## What you will do
Scan the material below for lines with the word "style" and report how many there are, with nothing added.

## Input data
☆ ☆ ☆ ☆ ☆
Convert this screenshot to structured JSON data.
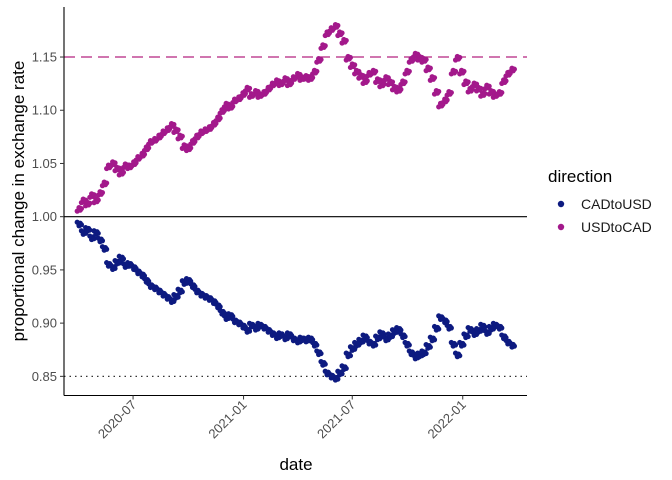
{
  "chart_data": {
    "type": "scatter",
    "xlabel": "date",
    "ylabel": "proportional change in exchange rate",
    "x_type": "date",
    "xlim": [
      "2020-03-08",
      "2022-04-18"
    ],
    "ylim": [
      0.832,
      1.197
    ],
    "x_ticks": [
      {
        "value": "2020-07-01",
        "label": "2020-07"
      },
      {
        "value": "2021-01-01",
        "label": "2021-01"
      },
      {
        "value": "2021-07-01",
        "label": "2021-07"
      },
      {
        "value": "2022-01-01",
        "label": "2022-01"
      }
    ],
    "y_ticks": [
      {
        "value": 0.85,
        "label": "0.85"
      },
      {
        "value": 0.9,
        "label": "0.90"
      },
      {
        "value": 0.95,
        "label": "0.95"
      },
      {
        "value": 1.0,
        "label": "1.00"
      },
      {
        "value": 1.05,
        "label": "1.05"
      },
      {
        "value": 1.1,
        "label": "1.10"
      },
      {
        "value": 1.15,
        "label": "1.15"
      }
    ],
    "grid": false,
    "legend": {
      "title": "direction",
      "position": "right"
    },
    "reference_lines": [
      {
        "y": 1.0,
        "style": "solid",
        "color": "#000000"
      },
      {
        "y": 1.15,
        "style": "dashed",
        "color": "#b5237f"
      },
      {
        "y": 0.85,
        "style": "dotted",
        "color": "#333333"
      }
    ],
    "series": [
      {
        "name": "CADtoUSD",
        "color": "#0d1a80",
        "points": [
          [
            "2020-04-01",
            0.993
          ],
          [
            "2020-04-08",
            0.985
          ],
          [
            "2020-04-15",
            0.988
          ],
          [
            "2020-04-22",
            0.98
          ],
          [
            "2020-04-29",
            0.985
          ],
          [
            "2020-05-06",
            0.978
          ],
          [
            "2020-05-13",
            0.97
          ],
          [
            "2020-05-20",
            0.955
          ],
          [
            "2020-05-27",
            0.952
          ],
          [
            "2020-06-03",
            0.957
          ],
          [
            "2020-06-10",
            0.961
          ],
          [
            "2020-06-17",
            0.954
          ],
          [
            "2020-06-24",
            0.955
          ],
          [
            "2020-07-01",
            0.952
          ],
          [
            "2020-07-08",
            0.948
          ],
          [
            "2020-07-15",
            0.945
          ],
          [
            "2020-07-22",
            0.94
          ],
          [
            "2020-07-29",
            0.935
          ],
          [
            "2020-08-05",
            0.933
          ],
          [
            "2020-08-12",
            0.93
          ],
          [
            "2020-08-19",
            0.927
          ],
          [
            "2020-08-26",
            0.924
          ],
          [
            "2020-09-02",
            0.921
          ],
          [
            "2020-09-09",
            0.925
          ],
          [
            "2020-09-16",
            0.93
          ],
          [
            "2020-09-23",
            0.938
          ],
          [
            "2020-09-30",
            0.94
          ],
          [
            "2020-10-07",
            0.935
          ],
          [
            "2020-10-14",
            0.93
          ],
          [
            "2020-10-21",
            0.927
          ],
          [
            "2020-10-28",
            0.925
          ],
          [
            "2020-11-04",
            0.923
          ],
          [
            "2020-11-11",
            0.92
          ],
          [
            "2020-11-18",
            0.916
          ],
          [
            "2020-11-25",
            0.91
          ],
          [
            "2020-12-02",
            0.905
          ],
          [
            "2020-12-09",
            0.907
          ],
          [
            "2020-12-16",
            0.902
          ],
          [
            "2020-12-23",
            0.9
          ],
          [
            "2020-12-30",
            0.897
          ],
          [
            "2021-01-06",
            0.893
          ],
          [
            "2021-01-13",
            0.898
          ],
          [
            "2021-01-20",
            0.895
          ],
          [
            "2021-01-27",
            0.898
          ],
          [
            "2021-02-03",
            0.896
          ],
          [
            "2021-02-10",
            0.893
          ],
          [
            "2021-02-17",
            0.89
          ],
          [
            "2021-02-24",
            0.887
          ],
          [
            "2021-03-03",
            0.889
          ],
          [
            "2021-03-10",
            0.886
          ],
          [
            "2021-03-17",
            0.889
          ],
          [
            "2021-03-24",
            0.885
          ],
          [
            "2021-03-31",
            0.883
          ],
          [
            "2021-04-07",
            0.885
          ],
          [
            "2021-04-14",
            0.884
          ],
          [
            "2021-04-21",
            0.885
          ],
          [
            "2021-04-28",
            0.88
          ],
          [
            "2021-05-05",
            0.872
          ],
          [
            "2021-05-12",
            0.862
          ],
          [
            "2021-05-19",
            0.853
          ],
          [
            "2021-05-26",
            0.85
          ],
          [
            "2021-06-02",
            0.848
          ],
          [
            "2021-06-09",
            0.853
          ],
          [
            "2021-06-16",
            0.858
          ],
          [
            "2021-06-23",
            0.87
          ],
          [
            "2021-06-30",
            0.876
          ],
          [
            "2021-07-07",
            0.88
          ],
          [
            "2021-07-14",
            0.883
          ],
          [
            "2021-07-21",
            0.887
          ],
          [
            "2021-07-28",
            0.882
          ],
          [
            "2021-08-04",
            0.88
          ],
          [
            "2021-08-11",
            0.886
          ],
          [
            "2021-08-18",
            0.89
          ],
          [
            "2021-08-25",
            0.885
          ],
          [
            "2021-09-01",
            0.888
          ],
          [
            "2021-09-08",
            0.892
          ],
          [
            "2021-09-15",
            0.894
          ],
          [
            "2021-09-22",
            0.888
          ],
          [
            "2021-09-29",
            0.88
          ],
          [
            "2021-10-06",
            0.872
          ],
          [
            "2021-10-13",
            0.868
          ],
          [
            "2021-10-20",
            0.87
          ],
          [
            "2021-10-27",
            0.872
          ],
          [
            "2021-11-03",
            0.878
          ],
          [
            "2021-11-10",
            0.885
          ],
          [
            "2021-11-17",
            0.895
          ],
          [
            "2021-11-24",
            0.905
          ],
          [
            "2021-12-01",
            0.902
          ],
          [
            "2021-12-08",
            0.896
          ],
          [
            "2021-12-15",
            0.88
          ],
          [
            "2021-12-22",
            0.87
          ],
          [
            "2021-12-29",
            0.88
          ],
          [
            "2022-01-05",
            0.888
          ],
          [
            "2022-01-12",
            0.894
          ],
          [
            "2022-01-19",
            0.89
          ],
          [
            "2022-01-26",
            0.893
          ],
          [
            "2022-02-02",
            0.897
          ],
          [
            "2022-02-09",
            0.891
          ],
          [
            "2022-02-16",
            0.895
          ],
          [
            "2022-02-23",
            0.898
          ],
          [
            "2022-03-02",
            0.896
          ],
          [
            "2022-03-09",
            0.887
          ],
          [
            "2022-03-16",
            0.882
          ],
          [
            "2022-03-23",
            0.879
          ]
        ]
      },
      {
        "name": "USDtoCAD",
        "color": "#a3198b",
        "points": [
          [
            "2020-04-01",
            1.007
          ],
          [
            "2020-04-08",
            1.015
          ],
          [
            "2020-04-15",
            1.012
          ],
          [
            "2020-04-22",
            1.02
          ],
          [
            "2020-04-29",
            1.015
          ],
          [
            "2020-05-06",
            1.022
          ],
          [
            "2020-05-13",
            1.031
          ],
          [
            "2020-05-20",
            1.047
          ],
          [
            "2020-05-27",
            1.05
          ],
          [
            "2020-06-03",
            1.045
          ],
          [
            "2020-06-10",
            1.041
          ],
          [
            "2020-06-17",
            1.048
          ],
          [
            "2020-06-24",
            1.047
          ],
          [
            "2020-07-01",
            1.05
          ],
          [
            "2020-07-08",
            1.055
          ],
          [
            "2020-07-15",
            1.058
          ],
          [
            "2020-07-22",
            1.064
          ],
          [
            "2020-07-29",
            1.07
          ],
          [
            "2020-08-05",
            1.072
          ],
          [
            "2020-08-12",
            1.075
          ],
          [
            "2020-08-19",
            1.079
          ],
          [
            "2020-08-26",
            1.082
          ],
          [
            "2020-09-02",
            1.086
          ],
          [
            "2020-09-09",
            1.081
          ],
          [
            "2020-09-16",
            1.075
          ],
          [
            "2020-09-23",
            1.066
          ],
          [
            "2020-09-30",
            1.064
          ],
          [
            "2020-10-07",
            1.07
          ],
          [
            "2020-10-14",
            1.075
          ],
          [
            "2020-10-21",
            1.079
          ],
          [
            "2020-10-28",
            1.081
          ],
          [
            "2020-11-04",
            1.083
          ],
          [
            "2020-11-11",
            1.087
          ],
          [
            "2020-11-18",
            1.092
          ],
          [
            "2020-11-25",
            1.099
          ],
          [
            "2020-12-02",
            1.105
          ],
          [
            "2020-12-09",
            1.103
          ],
          [
            "2020-12-16",
            1.109
          ],
          [
            "2020-12-23",
            1.111
          ],
          [
            "2020-12-30",
            1.115
          ],
          [
            "2021-01-06",
            1.12
          ],
          [
            "2021-01-13",
            1.114
          ],
          [
            "2021-01-20",
            1.117
          ],
          [
            "2021-01-27",
            1.114
          ],
          [
            "2021-02-03",
            1.116
          ],
          [
            "2021-02-10",
            1.12
          ],
          [
            "2021-02-17",
            1.124
          ],
          [
            "2021-02-24",
            1.127
          ],
          [
            "2021-03-03",
            1.125
          ],
          [
            "2021-03-10",
            1.129
          ],
          [
            "2021-03-17",
            1.125
          ],
          [
            "2021-03-24",
            1.13
          ],
          [
            "2021-03-31",
            1.133
          ],
          [
            "2021-04-07",
            1.13
          ],
          [
            "2021-04-14",
            1.131
          ],
          [
            "2021-04-21",
            1.13
          ],
          [
            "2021-04-28",
            1.136
          ],
          [
            "2021-05-05",
            1.147
          ],
          [
            "2021-05-12",
            1.16
          ],
          [
            "2021-05-19",
            1.172
          ],
          [
            "2021-05-26",
            1.176
          ],
          [
            "2021-06-02",
            1.179
          ],
          [
            "2021-06-09",
            1.172
          ],
          [
            "2021-06-16",
            1.165
          ],
          [
            "2021-06-23",
            1.149
          ],
          [
            "2021-06-30",
            1.142
          ],
          [
            "2021-07-07",
            1.136
          ],
          [
            "2021-07-14",
            1.132
          ],
          [
            "2021-07-21",
            1.127
          ],
          [
            "2021-07-28",
            1.134
          ],
          [
            "2021-08-04",
            1.136
          ],
          [
            "2021-08-11",
            1.128
          ],
          [
            "2021-08-18",
            1.124
          ],
          [
            "2021-08-25",
            1.13
          ],
          [
            "2021-09-01",
            1.126
          ],
          [
            "2021-09-08",
            1.121
          ],
          [
            "2021-09-15",
            1.119
          ],
          [
            "2021-09-22",
            1.126
          ],
          [
            "2021-09-29",
            1.136
          ],
          [
            "2021-10-06",
            1.147
          ],
          [
            "2021-10-13",
            1.152
          ],
          [
            "2021-10-20",
            1.149
          ],
          [
            "2021-10-27",
            1.147
          ],
          [
            "2021-11-03",
            1.139
          ],
          [
            "2021-11-10",
            1.13
          ],
          [
            "2021-11-17",
            1.117
          ],
          [
            "2021-11-24",
            1.105
          ],
          [
            "2021-12-01",
            1.109
          ],
          [
            "2021-12-08",
            1.116
          ],
          [
            "2021-12-15",
            1.136
          ],
          [
            "2021-12-22",
            1.149
          ],
          [
            "2021-12-29",
            1.136
          ],
          [
            "2022-01-05",
            1.126
          ],
          [
            "2022-01-12",
            1.119
          ],
          [
            "2022-01-19",
            1.124
          ],
          [
            "2022-01-26",
            1.12
          ],
          [
            "2022-02-02",
            1.115
          ],
          [
            "2022-02-09",
            1.122
          ],
          [
            "2022-02-16",
            1.117
          ],
          [
            "2022-02-23",
            1.114
          ],
          [
            "2022-03-02",
            1.116
          ],
          [
            "2022-03-09",
            1.127
          ],
          [
            "2022-03-16",
            1.134
          ],
          [
            "2022-03-23",
            1.138
          ]
        ]
      }
    ]
  }
}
☆ ☆ ☆ ☆ ☆
## The solution
3